• _DESCRIPTION OF THE TASK_: From the entries below, work out the number of lines that hold the word "with", and give that number alone.

— BEGIN EXERCISE MATERIALS —

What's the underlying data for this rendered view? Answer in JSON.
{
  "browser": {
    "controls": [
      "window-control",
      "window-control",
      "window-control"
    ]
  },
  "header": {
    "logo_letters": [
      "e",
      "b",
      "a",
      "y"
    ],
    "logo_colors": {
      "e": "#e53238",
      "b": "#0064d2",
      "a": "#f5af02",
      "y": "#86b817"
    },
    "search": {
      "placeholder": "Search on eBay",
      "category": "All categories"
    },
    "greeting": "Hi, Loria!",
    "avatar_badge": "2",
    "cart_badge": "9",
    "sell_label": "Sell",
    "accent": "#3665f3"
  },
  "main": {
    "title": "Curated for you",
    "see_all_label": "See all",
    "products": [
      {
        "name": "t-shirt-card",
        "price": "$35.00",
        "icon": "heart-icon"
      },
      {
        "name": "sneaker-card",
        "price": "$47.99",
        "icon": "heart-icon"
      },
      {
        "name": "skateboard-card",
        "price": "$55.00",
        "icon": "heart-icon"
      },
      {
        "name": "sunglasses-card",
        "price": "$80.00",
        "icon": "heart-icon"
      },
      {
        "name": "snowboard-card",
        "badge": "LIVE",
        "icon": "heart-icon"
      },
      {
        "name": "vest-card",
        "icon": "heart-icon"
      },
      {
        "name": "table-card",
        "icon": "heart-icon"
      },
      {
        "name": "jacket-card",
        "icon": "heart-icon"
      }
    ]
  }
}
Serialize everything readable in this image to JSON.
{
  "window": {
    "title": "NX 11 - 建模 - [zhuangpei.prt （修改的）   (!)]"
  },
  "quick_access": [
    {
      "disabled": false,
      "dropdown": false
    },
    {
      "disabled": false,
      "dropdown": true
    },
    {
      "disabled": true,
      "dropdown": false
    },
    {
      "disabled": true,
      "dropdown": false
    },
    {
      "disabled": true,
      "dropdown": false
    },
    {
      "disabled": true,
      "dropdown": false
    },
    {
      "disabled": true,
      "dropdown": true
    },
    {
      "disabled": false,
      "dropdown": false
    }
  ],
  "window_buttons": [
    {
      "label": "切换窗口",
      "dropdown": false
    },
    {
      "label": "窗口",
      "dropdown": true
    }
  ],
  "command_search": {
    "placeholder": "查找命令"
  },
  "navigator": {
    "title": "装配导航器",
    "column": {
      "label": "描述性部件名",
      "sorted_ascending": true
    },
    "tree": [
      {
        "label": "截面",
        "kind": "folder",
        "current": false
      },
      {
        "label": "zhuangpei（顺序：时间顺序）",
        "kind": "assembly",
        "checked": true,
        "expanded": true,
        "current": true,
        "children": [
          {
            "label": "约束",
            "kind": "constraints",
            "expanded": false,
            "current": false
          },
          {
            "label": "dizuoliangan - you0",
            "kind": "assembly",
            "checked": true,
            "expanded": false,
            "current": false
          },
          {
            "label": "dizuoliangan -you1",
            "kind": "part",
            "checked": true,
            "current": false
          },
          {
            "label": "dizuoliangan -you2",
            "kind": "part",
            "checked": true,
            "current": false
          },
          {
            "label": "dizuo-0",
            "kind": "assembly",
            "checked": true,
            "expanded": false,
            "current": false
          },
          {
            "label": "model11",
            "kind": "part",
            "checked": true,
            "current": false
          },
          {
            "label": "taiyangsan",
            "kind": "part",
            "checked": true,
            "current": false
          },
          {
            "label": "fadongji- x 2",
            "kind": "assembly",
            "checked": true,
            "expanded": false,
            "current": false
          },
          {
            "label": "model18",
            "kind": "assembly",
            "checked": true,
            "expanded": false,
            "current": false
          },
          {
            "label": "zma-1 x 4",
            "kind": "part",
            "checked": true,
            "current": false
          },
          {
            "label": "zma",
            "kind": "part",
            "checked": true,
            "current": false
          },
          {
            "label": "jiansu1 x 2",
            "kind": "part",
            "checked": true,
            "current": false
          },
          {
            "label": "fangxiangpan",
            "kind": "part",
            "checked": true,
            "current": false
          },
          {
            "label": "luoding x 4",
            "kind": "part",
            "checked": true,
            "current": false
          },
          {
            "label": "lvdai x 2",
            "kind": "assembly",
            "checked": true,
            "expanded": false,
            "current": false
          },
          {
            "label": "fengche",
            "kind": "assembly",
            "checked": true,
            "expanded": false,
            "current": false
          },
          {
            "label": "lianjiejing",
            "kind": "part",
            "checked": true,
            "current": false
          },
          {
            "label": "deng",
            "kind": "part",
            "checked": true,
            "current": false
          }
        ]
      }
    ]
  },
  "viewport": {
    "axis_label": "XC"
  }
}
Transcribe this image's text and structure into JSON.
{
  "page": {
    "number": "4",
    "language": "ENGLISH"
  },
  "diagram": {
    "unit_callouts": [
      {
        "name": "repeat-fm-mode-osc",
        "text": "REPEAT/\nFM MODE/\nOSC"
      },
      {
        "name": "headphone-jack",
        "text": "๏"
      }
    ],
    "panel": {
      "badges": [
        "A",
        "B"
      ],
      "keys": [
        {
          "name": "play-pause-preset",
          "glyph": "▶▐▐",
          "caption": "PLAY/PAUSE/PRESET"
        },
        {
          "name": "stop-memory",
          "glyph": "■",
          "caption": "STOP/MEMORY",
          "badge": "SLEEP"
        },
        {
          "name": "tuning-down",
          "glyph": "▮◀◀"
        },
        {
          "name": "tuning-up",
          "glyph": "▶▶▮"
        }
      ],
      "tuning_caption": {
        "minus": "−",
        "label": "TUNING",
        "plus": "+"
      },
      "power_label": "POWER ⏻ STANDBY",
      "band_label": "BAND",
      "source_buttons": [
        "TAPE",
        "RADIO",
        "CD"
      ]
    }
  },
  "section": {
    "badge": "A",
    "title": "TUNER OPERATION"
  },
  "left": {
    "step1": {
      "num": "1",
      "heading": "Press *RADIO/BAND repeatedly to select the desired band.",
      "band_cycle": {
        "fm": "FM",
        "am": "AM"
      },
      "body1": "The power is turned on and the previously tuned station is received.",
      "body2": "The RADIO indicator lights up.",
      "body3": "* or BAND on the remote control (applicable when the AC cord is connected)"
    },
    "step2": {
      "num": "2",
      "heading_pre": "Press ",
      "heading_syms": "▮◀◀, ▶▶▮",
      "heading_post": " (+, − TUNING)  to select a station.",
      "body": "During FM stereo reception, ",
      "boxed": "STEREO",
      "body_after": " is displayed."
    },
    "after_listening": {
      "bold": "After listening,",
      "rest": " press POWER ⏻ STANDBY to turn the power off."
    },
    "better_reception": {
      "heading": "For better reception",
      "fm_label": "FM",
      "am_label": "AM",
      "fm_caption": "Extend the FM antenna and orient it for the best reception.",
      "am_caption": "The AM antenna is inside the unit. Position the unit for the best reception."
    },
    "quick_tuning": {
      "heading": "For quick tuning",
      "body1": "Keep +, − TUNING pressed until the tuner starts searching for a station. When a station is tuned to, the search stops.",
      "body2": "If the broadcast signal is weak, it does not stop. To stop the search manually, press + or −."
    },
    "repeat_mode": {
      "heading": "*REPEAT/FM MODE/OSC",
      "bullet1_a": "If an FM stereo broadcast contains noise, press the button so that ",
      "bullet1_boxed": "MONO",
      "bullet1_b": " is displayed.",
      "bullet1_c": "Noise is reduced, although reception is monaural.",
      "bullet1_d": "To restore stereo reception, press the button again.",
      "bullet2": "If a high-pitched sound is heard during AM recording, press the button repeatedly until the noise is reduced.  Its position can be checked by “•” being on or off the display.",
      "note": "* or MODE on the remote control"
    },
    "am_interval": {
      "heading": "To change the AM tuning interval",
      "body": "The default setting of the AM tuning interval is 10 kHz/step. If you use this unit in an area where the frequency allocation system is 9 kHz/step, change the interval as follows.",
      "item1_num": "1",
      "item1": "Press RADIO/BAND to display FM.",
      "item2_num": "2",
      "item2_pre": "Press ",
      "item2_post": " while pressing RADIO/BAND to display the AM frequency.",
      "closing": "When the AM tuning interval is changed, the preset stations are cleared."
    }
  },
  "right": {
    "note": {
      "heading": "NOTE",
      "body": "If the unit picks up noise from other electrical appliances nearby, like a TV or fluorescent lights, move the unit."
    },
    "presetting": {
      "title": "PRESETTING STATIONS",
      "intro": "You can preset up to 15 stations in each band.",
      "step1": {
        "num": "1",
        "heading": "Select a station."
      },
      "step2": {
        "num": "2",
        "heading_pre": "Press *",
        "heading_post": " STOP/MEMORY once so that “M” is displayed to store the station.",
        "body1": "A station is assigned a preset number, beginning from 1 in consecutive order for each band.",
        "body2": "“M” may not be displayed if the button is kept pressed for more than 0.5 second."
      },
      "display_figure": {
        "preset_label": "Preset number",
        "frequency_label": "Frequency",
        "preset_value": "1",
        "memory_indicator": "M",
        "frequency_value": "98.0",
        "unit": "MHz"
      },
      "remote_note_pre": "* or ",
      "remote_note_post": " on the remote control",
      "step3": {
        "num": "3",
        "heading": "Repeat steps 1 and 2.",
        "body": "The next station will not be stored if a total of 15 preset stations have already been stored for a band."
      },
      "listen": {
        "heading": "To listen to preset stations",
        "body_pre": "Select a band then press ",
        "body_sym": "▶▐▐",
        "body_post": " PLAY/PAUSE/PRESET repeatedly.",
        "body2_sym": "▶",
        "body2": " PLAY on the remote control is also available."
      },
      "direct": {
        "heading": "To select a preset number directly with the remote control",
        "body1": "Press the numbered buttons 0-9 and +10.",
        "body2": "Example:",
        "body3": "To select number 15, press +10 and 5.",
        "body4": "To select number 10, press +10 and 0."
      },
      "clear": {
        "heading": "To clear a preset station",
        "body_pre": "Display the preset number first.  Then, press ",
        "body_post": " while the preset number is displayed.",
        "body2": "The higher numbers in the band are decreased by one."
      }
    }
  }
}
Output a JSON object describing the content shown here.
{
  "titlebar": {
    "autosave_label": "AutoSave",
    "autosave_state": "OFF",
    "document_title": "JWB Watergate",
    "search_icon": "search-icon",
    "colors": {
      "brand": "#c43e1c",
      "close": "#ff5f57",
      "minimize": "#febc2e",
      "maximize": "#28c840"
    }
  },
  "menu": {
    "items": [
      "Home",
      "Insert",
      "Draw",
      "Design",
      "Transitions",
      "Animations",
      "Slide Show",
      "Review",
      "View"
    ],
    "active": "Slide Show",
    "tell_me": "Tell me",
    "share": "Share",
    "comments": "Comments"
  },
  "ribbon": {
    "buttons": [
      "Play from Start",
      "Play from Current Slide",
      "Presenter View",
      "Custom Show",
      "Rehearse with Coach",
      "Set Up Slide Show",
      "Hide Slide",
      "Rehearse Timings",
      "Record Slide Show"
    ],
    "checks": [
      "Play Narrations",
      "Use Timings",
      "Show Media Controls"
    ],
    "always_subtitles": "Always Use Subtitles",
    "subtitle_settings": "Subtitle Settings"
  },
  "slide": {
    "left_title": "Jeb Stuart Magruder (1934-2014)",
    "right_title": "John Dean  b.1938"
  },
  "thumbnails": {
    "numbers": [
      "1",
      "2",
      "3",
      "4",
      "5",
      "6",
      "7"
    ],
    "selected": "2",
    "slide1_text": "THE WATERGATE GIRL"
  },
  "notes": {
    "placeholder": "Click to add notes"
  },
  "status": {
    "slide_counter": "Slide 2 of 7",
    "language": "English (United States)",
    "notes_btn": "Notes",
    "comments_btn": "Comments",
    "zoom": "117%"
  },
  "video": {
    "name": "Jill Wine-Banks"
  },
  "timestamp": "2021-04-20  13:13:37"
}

— END EXERCISE MATERIALS —

• _WORKED SOLUTION_: 2